» **EXERCISE**
Copy down every line where the string "channel" shows up.

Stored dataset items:
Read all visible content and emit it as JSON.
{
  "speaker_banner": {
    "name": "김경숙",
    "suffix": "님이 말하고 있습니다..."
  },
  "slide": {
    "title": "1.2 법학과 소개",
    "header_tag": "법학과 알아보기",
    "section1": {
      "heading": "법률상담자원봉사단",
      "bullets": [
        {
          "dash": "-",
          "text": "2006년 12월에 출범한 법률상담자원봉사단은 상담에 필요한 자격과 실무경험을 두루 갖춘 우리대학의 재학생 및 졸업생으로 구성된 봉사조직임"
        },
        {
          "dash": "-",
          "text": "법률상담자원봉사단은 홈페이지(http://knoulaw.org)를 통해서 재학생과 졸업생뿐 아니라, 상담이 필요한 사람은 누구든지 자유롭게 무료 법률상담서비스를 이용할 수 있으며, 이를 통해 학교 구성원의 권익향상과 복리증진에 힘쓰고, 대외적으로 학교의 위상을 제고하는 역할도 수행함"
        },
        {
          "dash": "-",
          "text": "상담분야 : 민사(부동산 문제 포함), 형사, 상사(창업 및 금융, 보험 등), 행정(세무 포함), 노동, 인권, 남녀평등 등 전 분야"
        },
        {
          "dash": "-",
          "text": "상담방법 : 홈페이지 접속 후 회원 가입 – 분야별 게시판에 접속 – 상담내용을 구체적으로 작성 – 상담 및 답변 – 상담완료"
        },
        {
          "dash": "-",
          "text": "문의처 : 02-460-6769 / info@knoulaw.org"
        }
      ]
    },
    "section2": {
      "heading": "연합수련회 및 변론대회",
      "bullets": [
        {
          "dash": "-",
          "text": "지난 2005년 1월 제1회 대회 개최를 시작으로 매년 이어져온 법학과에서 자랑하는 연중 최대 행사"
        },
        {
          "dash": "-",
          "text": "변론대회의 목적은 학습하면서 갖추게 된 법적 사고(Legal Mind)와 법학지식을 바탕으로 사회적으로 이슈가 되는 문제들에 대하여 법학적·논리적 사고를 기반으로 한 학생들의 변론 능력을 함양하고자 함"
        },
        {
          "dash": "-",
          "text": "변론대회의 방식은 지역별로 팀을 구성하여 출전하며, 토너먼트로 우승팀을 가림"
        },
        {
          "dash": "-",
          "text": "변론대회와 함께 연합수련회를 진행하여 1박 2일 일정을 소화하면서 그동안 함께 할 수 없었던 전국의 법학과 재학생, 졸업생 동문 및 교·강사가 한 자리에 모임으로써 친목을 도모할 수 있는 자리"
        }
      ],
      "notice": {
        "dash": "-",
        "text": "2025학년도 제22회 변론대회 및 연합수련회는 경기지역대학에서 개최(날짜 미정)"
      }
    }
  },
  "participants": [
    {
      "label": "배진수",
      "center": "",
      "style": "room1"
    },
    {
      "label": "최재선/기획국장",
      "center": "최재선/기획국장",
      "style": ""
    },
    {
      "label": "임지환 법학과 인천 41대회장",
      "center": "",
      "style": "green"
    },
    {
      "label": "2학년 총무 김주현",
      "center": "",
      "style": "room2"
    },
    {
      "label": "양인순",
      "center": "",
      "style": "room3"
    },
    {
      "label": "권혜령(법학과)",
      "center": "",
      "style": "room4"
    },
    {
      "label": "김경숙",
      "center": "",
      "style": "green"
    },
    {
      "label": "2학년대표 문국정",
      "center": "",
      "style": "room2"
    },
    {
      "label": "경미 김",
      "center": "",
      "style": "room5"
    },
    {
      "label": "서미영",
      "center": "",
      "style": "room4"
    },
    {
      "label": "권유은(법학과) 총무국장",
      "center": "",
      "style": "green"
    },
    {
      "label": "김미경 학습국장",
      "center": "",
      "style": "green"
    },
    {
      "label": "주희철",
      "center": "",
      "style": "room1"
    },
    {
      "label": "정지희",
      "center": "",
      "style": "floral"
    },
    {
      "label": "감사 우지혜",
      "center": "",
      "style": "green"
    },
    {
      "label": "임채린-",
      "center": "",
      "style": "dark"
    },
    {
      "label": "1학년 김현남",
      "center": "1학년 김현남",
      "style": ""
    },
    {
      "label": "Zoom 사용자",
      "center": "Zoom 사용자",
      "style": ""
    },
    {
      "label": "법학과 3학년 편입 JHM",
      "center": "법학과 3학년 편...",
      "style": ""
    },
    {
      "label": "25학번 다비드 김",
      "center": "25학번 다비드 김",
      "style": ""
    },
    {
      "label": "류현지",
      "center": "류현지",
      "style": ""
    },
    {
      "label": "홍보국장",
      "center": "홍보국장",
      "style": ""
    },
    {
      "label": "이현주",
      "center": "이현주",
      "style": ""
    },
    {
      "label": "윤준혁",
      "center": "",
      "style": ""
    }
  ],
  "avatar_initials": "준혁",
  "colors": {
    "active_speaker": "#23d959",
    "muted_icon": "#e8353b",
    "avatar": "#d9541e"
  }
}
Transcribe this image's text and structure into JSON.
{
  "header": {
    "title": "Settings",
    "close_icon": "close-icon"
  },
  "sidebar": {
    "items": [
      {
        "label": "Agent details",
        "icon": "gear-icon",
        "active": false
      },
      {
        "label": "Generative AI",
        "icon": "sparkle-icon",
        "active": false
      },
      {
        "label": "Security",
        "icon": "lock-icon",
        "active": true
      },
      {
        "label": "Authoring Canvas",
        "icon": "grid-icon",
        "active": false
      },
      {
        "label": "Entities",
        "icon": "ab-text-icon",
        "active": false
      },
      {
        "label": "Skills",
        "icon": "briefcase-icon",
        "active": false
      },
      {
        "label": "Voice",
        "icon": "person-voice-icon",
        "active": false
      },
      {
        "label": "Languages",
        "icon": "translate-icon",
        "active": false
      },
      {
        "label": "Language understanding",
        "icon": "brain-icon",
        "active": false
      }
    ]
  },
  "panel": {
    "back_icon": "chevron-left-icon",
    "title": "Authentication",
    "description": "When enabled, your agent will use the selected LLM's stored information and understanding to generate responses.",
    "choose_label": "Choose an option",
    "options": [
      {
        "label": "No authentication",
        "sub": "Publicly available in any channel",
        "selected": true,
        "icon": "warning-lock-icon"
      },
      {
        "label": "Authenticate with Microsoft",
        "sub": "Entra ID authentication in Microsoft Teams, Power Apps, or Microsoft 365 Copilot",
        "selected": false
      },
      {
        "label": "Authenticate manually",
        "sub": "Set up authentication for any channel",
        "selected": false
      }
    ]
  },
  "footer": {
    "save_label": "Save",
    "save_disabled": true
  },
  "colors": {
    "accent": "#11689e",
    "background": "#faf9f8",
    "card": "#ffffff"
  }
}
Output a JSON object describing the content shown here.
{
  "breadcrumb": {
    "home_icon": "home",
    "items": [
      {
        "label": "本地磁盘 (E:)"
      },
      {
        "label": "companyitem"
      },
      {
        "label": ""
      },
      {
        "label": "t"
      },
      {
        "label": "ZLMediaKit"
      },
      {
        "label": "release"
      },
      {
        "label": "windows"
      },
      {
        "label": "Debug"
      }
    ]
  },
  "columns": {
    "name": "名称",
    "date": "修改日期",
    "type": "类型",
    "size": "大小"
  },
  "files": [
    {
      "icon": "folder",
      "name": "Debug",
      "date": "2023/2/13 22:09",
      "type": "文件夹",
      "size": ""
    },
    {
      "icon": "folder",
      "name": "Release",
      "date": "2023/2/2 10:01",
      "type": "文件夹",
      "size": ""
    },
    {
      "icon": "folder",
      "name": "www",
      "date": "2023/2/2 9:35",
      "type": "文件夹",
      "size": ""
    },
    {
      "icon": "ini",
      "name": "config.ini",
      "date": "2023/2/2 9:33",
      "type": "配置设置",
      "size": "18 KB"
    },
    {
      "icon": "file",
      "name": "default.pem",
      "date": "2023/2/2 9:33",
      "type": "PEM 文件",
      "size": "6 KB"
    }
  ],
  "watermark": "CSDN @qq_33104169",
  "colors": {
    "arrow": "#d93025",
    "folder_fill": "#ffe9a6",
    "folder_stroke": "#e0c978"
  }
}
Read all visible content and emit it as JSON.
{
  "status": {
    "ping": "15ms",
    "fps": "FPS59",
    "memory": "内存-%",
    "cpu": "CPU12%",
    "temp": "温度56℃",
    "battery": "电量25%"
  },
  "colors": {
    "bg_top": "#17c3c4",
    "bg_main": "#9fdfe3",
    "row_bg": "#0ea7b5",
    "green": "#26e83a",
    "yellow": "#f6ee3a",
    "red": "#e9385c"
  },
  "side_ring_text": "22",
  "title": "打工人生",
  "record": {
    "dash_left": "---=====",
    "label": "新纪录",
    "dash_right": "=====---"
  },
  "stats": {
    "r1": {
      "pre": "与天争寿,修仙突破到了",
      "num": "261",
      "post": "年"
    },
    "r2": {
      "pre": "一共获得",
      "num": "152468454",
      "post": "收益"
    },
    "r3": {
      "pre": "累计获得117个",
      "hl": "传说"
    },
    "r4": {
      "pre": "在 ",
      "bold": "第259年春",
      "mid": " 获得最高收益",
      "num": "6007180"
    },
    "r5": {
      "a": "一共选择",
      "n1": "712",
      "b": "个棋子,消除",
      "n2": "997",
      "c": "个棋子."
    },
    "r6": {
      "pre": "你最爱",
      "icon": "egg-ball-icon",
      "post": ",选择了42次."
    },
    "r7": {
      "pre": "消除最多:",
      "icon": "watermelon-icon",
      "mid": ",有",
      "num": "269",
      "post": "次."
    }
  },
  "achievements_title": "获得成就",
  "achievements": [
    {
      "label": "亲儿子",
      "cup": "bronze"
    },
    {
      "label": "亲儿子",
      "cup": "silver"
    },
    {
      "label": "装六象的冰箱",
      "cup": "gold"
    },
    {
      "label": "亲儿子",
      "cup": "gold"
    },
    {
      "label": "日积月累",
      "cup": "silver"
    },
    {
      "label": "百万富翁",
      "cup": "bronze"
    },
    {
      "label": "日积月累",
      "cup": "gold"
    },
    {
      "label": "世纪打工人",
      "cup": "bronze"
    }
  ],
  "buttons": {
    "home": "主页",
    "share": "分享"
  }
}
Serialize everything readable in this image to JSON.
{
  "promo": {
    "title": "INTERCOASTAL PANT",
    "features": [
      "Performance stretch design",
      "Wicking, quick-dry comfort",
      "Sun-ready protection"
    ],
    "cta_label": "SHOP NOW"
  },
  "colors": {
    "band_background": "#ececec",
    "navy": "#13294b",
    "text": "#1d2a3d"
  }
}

» **THE RESPONSE**
        "sub": "Publicly available in any channel",
        "sub": "Set up authentication for any channel",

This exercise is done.